● **Study text**:
*** Block opens ***
At quarter to 1 a.m., the fun started. Multiple tonic-clonic seizures, coupled with major ick-sickness, can totally ruin an evening. After the third seizure in 2 hours, I knew it was time to take him to the hospital. His right side wasn't working very well, but somehow (thank God) we got him down the stairs. He was exhausted, so I sat him on the chair to catch his breath while I called a friend to come and watch our daughter. WunderGuy began seizing again.

I dialed 9-1-1.

When the paramedics pulled into our drive a few moments later, he seized a 5th time. He spiked a fever (common after multiple seizures), was sick-sick-sick, and was completely comatose.

We got to the ER shortly after 3. They stabilized him and ran a bunch of tests: EEG, CAT scan, chest x-ray, blood tests. Nothing conclusive, except they're worried that he aspirated fluid into his lungs, so they gave him an antibiotic as a preventative for pneumonia.

These seizures, and the 4 hours or so leading up to them are very different than others he's had. Just this past week, his meds have switched from name brand to generic made-in-India because insurance won't pay for the "real" ones. I'm leaning toward a theory that says that's to blame. But what do I know?

We stayed overnight in the ER; got discharged shortly after 10 a.m. Dragged my butt home, put exhausted WunderGuy to bed, then muddled through the day trying to stay awake & be a mom to 8 y.o. (True confession, I did park her in front of a movie so I could catnap for an hour.)

So it was a wonderfully pleasant surprise to check in on Twitter and learn that I'd won the short story contest. (Want to read it? Here: NIGHTFALL.)

Aw, Gee. You made my day.
What did I win? Well, I'll tell ya, it was a virtual swag bag.

I won the right to display this bitchen, way cool badge of honor. I received a ton of goodwill congratulations from other contestants & Twitter followers. I got the satisfaction of seeing my fiction in print on a site other than my own. And I got a much-needed boost to my emotionally drained spirit that will propel me to fight (and write) yet another day.

In other words, the prizes were a gladly welcomed surprise.
*** Block closes ***
● **Supplied data**:
*** Block opens ***
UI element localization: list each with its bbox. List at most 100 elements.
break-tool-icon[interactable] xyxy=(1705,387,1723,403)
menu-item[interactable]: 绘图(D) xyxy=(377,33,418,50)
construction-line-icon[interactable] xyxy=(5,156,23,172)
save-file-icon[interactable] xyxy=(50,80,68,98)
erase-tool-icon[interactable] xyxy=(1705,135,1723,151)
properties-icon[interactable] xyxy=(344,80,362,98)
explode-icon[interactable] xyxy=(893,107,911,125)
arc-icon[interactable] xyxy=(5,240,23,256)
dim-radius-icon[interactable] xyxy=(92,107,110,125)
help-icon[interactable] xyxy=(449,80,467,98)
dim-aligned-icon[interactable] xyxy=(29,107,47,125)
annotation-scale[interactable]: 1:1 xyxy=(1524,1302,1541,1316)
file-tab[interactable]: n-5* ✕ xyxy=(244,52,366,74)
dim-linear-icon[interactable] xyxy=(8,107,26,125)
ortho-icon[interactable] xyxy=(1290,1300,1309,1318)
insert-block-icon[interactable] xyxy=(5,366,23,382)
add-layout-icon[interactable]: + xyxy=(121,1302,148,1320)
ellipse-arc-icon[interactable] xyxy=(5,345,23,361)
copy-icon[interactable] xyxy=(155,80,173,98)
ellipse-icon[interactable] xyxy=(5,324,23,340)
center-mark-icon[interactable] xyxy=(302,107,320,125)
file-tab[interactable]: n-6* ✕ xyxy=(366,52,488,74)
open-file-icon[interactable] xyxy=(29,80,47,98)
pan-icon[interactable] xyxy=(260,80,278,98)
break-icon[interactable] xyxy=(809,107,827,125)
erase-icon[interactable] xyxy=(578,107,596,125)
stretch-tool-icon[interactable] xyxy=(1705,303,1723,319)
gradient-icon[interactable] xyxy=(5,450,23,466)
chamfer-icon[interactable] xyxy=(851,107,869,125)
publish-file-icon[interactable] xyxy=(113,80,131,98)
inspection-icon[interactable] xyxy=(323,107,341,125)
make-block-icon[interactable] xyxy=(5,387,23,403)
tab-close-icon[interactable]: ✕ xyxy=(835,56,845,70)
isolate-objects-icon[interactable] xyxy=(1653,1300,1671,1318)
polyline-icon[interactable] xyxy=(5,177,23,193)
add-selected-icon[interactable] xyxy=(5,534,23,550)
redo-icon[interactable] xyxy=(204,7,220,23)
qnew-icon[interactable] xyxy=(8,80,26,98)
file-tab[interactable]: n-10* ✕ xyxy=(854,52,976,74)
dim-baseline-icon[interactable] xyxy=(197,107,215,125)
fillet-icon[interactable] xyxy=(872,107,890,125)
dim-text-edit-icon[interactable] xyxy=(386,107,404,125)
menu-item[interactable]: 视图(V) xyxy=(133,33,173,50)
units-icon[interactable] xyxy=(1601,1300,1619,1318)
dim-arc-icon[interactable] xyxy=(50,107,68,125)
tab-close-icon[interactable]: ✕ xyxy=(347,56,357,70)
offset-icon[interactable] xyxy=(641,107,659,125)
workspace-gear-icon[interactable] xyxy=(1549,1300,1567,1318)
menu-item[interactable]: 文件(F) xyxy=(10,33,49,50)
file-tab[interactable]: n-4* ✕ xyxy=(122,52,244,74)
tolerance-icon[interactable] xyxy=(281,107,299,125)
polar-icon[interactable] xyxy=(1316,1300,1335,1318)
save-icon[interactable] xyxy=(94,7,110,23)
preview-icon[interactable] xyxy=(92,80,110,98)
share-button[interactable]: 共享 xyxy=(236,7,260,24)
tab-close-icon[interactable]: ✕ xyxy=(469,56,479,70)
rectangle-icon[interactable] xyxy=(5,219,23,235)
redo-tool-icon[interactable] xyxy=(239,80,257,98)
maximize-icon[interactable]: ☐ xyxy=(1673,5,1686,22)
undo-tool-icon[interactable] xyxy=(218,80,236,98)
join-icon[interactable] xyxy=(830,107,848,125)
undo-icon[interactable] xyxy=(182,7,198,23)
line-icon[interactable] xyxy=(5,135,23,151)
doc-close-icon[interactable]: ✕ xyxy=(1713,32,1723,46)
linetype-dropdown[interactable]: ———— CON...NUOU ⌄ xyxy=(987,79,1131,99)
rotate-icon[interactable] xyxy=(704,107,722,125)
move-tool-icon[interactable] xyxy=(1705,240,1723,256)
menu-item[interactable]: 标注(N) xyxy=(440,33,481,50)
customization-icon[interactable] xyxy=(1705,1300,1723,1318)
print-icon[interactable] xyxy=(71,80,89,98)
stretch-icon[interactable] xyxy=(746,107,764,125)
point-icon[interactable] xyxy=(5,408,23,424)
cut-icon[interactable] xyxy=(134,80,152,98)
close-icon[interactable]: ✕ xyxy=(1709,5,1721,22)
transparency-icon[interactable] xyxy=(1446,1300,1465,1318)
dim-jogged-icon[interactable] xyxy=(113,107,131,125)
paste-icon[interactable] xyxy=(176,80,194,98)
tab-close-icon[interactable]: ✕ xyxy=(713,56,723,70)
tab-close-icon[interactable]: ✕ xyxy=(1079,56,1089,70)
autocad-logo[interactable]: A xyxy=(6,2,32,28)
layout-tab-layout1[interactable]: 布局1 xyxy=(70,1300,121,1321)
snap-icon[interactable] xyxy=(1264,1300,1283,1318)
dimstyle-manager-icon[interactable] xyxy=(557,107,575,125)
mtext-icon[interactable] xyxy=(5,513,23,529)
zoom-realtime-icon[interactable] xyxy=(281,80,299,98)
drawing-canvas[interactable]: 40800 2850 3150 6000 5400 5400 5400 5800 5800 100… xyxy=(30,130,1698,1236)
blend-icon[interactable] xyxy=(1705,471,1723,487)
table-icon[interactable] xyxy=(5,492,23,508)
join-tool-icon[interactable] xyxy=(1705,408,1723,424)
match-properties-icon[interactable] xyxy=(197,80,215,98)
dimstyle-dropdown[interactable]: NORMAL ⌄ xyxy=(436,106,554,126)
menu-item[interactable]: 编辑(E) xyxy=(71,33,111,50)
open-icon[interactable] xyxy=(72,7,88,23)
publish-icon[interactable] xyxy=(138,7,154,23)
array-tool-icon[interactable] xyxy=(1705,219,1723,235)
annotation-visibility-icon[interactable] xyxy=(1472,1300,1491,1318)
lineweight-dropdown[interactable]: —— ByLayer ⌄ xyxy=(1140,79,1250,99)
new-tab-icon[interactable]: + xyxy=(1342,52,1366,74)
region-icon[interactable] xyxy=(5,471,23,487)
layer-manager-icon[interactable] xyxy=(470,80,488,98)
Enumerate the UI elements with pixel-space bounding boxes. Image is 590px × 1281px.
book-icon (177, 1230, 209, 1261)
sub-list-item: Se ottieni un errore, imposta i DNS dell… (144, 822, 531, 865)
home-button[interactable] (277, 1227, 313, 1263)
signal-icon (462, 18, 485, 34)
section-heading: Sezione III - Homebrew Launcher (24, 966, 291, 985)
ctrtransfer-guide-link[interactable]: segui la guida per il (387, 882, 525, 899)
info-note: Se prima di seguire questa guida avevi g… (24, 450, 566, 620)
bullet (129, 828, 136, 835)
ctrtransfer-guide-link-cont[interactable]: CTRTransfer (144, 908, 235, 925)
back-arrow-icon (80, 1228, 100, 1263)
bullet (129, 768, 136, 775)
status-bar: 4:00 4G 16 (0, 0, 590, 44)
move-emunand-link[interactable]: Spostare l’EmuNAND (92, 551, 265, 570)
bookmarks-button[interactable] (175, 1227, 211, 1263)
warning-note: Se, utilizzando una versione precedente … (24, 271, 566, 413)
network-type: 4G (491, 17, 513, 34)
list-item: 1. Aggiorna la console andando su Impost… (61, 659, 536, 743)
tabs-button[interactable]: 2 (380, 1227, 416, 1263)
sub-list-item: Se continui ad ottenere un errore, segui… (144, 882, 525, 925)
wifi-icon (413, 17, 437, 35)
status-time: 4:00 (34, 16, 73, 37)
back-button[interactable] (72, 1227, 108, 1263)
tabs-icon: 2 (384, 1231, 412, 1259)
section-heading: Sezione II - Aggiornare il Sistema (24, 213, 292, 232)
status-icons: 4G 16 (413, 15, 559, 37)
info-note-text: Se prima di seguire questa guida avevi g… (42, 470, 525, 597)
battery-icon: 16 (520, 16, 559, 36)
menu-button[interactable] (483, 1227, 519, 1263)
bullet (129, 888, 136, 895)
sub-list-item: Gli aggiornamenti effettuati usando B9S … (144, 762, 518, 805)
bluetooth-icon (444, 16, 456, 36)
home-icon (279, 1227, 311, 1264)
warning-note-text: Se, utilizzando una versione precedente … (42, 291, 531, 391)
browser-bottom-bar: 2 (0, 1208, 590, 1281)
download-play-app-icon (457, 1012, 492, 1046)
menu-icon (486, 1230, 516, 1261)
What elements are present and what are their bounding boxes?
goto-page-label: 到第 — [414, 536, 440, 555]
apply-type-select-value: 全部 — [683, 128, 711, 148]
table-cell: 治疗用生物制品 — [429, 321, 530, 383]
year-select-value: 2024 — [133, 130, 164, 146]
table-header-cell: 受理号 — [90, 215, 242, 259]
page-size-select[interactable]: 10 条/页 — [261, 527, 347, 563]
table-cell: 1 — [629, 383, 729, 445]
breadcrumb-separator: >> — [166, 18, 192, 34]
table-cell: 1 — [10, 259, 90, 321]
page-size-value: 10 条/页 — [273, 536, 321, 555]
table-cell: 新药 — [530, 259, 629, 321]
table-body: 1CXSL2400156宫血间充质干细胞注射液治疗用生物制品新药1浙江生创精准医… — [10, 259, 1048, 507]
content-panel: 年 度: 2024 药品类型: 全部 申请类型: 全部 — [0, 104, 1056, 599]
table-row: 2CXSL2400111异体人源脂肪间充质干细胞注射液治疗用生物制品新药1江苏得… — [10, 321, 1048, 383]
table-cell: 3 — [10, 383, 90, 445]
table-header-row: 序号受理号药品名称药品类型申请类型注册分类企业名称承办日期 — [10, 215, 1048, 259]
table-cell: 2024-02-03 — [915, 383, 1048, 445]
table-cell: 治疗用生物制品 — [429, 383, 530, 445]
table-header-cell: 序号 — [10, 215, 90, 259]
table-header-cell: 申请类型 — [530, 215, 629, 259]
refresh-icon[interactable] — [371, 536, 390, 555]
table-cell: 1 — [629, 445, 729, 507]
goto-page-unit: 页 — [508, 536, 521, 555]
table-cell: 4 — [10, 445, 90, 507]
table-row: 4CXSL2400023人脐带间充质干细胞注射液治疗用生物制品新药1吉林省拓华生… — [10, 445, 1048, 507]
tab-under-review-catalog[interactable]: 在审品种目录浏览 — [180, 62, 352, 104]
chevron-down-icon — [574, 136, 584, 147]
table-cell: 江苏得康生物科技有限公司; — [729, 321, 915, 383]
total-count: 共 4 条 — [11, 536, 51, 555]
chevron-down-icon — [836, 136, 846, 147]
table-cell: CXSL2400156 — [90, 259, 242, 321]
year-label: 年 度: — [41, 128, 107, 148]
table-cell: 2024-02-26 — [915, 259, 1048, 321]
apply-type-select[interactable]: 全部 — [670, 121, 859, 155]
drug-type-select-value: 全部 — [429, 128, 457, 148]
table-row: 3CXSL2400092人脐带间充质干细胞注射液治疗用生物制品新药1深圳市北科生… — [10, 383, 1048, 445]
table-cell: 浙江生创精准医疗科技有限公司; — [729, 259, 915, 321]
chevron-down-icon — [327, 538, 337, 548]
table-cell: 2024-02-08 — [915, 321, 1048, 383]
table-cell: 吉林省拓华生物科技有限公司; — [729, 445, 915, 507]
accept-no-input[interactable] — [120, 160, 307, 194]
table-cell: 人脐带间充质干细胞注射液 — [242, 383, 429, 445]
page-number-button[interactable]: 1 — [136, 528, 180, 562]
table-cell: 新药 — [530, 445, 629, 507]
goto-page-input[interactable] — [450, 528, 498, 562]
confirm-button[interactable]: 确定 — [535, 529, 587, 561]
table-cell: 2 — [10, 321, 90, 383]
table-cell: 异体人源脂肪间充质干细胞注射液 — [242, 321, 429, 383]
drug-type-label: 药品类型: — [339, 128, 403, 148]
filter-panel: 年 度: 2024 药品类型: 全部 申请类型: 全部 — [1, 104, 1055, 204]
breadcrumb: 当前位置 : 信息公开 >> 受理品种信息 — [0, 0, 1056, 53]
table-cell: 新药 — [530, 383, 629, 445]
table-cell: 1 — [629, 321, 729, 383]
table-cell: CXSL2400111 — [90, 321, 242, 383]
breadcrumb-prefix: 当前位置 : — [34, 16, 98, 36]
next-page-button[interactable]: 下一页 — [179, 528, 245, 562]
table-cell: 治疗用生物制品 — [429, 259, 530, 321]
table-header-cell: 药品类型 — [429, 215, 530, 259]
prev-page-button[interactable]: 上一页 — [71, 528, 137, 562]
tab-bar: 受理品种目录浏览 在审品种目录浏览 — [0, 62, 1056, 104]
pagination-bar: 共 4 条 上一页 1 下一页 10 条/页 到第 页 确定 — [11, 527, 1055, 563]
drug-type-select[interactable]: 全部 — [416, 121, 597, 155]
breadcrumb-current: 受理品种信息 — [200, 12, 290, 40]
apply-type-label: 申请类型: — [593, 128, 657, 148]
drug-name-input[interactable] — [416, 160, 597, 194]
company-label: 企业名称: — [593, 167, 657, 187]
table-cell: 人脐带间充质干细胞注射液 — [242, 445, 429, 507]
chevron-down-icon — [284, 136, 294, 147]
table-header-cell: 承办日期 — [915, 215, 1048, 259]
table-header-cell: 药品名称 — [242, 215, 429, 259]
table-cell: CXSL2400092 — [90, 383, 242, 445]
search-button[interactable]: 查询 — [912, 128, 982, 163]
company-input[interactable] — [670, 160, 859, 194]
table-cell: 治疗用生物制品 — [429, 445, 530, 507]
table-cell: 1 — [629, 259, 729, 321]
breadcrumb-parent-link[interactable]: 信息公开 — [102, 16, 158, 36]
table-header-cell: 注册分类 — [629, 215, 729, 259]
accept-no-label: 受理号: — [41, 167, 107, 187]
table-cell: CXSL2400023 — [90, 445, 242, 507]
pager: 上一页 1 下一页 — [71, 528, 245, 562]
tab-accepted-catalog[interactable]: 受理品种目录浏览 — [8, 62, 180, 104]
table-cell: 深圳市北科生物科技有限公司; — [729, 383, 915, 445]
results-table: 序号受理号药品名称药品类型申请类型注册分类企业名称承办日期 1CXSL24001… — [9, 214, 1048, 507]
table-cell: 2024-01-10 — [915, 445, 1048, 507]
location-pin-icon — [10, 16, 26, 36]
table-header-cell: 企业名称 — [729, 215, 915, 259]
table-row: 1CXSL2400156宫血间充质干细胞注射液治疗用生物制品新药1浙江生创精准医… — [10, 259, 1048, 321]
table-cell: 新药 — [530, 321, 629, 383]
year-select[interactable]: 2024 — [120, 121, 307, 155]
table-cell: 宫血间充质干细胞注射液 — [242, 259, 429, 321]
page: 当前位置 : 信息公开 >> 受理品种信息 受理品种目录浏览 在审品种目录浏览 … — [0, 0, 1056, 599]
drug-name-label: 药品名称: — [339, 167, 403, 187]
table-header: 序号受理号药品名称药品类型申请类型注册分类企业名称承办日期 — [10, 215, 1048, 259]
*** Block closes ***
● **Task details**: Say whether each statement agrees with the text about the night of seizures, answering yes or no and quoting the deciding words: (a) The tests run in the ER gave a conclusive result. (b) He was given an antibiotic to prevent pneumonia. (c) They were discharged from the ER before 10 a.m.

● **Output for this exercise**:
(a) No: "Nothing conclusive, except they're worried that he aspirated fluid into his lungs"
(b) Yes: "they gave him an antibiotic as a preventative for pneumonia."
(c) No: "got discharged shortly after 10 a.m."